§ **What to produce**:
What number of lines hold the word "aaaaaa"? State that number and nothing besides.

§ **Recorded information**:
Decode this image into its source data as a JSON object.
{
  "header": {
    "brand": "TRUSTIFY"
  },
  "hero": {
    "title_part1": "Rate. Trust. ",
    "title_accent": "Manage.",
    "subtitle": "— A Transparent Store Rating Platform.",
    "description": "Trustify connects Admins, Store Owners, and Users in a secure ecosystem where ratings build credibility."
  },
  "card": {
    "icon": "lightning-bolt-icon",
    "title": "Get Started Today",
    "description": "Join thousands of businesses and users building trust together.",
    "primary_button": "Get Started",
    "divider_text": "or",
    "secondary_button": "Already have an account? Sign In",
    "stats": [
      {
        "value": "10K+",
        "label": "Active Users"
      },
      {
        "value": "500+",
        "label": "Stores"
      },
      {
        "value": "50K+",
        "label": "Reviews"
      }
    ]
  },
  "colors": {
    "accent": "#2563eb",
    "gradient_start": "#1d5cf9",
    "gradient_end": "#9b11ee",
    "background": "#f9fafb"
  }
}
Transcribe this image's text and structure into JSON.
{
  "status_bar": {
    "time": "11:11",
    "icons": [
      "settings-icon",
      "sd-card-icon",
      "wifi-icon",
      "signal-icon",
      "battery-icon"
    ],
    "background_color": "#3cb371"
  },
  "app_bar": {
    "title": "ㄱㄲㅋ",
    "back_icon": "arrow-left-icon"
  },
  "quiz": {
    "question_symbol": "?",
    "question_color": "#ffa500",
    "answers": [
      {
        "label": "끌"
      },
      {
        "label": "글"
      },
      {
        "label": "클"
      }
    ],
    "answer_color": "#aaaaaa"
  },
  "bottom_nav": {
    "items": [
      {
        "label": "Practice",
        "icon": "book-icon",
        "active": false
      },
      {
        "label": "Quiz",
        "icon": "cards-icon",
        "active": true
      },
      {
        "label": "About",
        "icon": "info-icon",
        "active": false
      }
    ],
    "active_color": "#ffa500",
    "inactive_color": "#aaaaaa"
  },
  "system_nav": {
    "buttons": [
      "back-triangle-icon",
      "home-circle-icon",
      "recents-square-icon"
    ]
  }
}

§ **Problem solution**:
2